Instruction: Copy out the listing exactly.

Items:
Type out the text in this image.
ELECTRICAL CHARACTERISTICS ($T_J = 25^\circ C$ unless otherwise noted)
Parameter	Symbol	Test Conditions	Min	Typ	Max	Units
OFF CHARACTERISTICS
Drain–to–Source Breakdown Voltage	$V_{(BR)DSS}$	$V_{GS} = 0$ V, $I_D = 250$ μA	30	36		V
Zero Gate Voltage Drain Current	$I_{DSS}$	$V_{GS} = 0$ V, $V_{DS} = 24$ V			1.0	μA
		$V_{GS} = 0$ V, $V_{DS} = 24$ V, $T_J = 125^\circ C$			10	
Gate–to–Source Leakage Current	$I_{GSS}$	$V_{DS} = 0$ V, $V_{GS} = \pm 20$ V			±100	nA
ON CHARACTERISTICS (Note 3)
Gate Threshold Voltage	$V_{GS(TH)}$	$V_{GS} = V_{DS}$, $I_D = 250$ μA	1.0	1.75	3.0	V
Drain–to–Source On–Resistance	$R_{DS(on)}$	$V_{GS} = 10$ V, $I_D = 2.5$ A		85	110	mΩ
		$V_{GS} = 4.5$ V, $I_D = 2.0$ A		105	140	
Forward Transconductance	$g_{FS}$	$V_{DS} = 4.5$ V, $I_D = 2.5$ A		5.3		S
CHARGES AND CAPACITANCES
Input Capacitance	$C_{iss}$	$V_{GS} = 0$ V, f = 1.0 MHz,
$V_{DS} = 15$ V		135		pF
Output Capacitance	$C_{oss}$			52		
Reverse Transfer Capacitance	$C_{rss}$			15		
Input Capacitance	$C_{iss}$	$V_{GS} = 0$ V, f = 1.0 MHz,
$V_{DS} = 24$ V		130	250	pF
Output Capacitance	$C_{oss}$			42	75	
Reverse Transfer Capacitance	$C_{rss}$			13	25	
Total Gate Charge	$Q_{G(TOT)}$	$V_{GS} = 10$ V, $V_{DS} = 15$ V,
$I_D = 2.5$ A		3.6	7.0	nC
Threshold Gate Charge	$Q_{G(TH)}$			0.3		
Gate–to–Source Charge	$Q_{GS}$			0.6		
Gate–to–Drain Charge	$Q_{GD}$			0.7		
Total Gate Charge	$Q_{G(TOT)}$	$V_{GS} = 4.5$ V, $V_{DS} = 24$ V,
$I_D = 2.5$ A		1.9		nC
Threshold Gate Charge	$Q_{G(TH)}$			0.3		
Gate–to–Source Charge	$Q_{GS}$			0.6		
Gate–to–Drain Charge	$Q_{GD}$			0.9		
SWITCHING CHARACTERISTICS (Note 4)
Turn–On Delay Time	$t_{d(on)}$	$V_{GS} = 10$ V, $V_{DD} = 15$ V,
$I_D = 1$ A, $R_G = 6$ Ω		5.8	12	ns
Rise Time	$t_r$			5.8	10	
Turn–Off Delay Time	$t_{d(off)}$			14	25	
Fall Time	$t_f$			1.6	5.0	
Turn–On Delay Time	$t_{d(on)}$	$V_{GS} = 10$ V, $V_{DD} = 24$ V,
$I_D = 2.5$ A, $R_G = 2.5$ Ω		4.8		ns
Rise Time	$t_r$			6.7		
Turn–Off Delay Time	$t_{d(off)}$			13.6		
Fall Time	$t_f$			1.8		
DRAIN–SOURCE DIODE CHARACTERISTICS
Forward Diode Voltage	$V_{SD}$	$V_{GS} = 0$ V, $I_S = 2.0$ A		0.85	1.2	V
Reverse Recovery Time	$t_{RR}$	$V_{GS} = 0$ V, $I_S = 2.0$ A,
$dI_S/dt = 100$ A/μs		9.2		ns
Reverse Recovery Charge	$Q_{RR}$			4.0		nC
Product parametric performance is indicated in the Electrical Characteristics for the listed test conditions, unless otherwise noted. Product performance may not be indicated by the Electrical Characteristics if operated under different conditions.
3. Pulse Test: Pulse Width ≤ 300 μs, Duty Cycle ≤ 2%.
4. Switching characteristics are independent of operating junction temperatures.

Written response:
Type out the text in this image.
ELECTRICAL CHARACTERISTICS ($T_J = 25^\circ C$ unless otherwise noted)
Parameter	Symbol	Test Conditions	Min	Typ	Max	Units
OFF CHARACTERISTICS
Drain–to–Source Breakdown Voltage	$V_{(BR)DSS}$	$V_{GS} = 0$ V, $I_D = 250$ μA	30	36		V
Zero Gate Voltage Drain Current	$I_{DSS}$	$V_{GS} = 0$ V, $V_{DS} = 24$ V			1.0	μA
		$V_{GS} = 0$ V, $V_{DS} = 24$ V, $T_J = 125^\circ C$			10	
Gate–to–Source Leakage Current	$I_{GSS}$	$V_{DS} = 0$ V, $V_{GS} = \pm 20$ V			±100	nA
ON CHARACTERISTICS (Note 3)
Gate Threshold Voltage	$V_{GS(TH)}$	$V_{GS} = V_{DS}$, $I_D = 250$ μA	1.0	1.75	3.0	V
Drain–to–Source On–Resistance	$R_{DS(on)}$	$V_{GS} = 10$ V, $I_D = 2.5$ A		85	110	mΩ
		$V_{GS} = 4.5$ V, $I_D = 2.0$ A		105	140	
Forward Transconductance	$g_{FS}$	$V_{DS} = 4.5$ V, $I_D = 2.5$ A		5.3		S
CHARGES AND CAPACITANCES
Input Capacitance	$C_{iss}$	$V_{GS} = 0$ V, f = 1.0 MHz,
$V_{DS} = 15$ V		135		pF
Output Capacitance	$C_{oss}$			52		
Reverse Transfer Capacitance	$C_{rss}$			15		
Input Capacitance	$C_{iss}$	$V_{GS} = 0$ V, f = 1.0 MHz,
$V_{DS} = 24$ V		130	250	pF
Output Capacitance	$C_{oss}$			42	75	
Reverse Transfer Capacitance	$C_{rss}$			13	25	
Total Gate Charge	$Q_{G(TOT)}$	$V_{GS} = 10$ V, $V_{DS} = 15$ V,
$I_D = 2.5$ A		3.6	7.0	nC
Threshold Gate Charge	$Q_{G(TH)}$			0.3		
Gate–to–Source Charge	$Q_{GS}$			0.6		
Gate–to–Drain Charge	$Q_{GD}$			0.7		
Total Gate Charge	$Q_{G(TOT)}$	$V_{GS} = 4.5$ V, $V_{DS} = 24$ V,
$I_D = 2.5$ A		1.9		nC
Threshold Gate Charge	$Q_{G(TH)}$			0.3		
Gate–to–Source Charge	$Q_{GS}$			0.6		
Gate–to–Drain Charge	$Q_{GD}$			0.9		
SWITCHING CHARACTERISTICS (Note 4)
Turn–On Delay Time	$t_{d(on)}$	$V_{GS} = 10$ V, $V_{DD} = 15$ V,
$I_D = 1$ A, $R_G = 6$ Ω		5.8	12	ns
Rise Time	$t_r$			5.8	10	
Turn–Off Delay Time	$t_{d(off)}$			14	25	
Fall Time	$t_f$			1.6	5.0	
Turn–On Delay Time	$t_{d(on)}$	$V_{GS} = 10$ V, $V_{DD} = 24$ V,
$I_D = 2.5$ A, $R_G = 2.5$ Ω		4.8		ns
Rise Time	$t_r$			6.7		
Turn–Off Delay Time	$t_{d(off)}$			13.6		
Fall Time	$t_f$			1.8		
DRAIN–SOURCE DIODE CHARACTERISTICS
Forward Diode Voltage	$V_{SD}$	$V_{GS} = 0$ V, $I_S = 2.0$ A		0.85	1.2	V
Reverse Recovery Time	$t_{RR}$	$V_{GS} = 0$ V, $I_S = 2.0$ A,
$dI_S/dt = 100$ A/μs		9.2		ns
Reverse Recovery Charge	$Q_{RR}$			4.0		nC
Product parametric performance is indicated in the Electrical Characteristics for the listed test conditions, unless otherwise noted. Product performance may not be indicated by the Electrical Characteristics if operated under different conditions.
3. Pulse Test: Pulse Width ≤ 300 μs, Duty Cycle ≤ 2%.
4. Switching characteristics are independent of operating junction temperatures.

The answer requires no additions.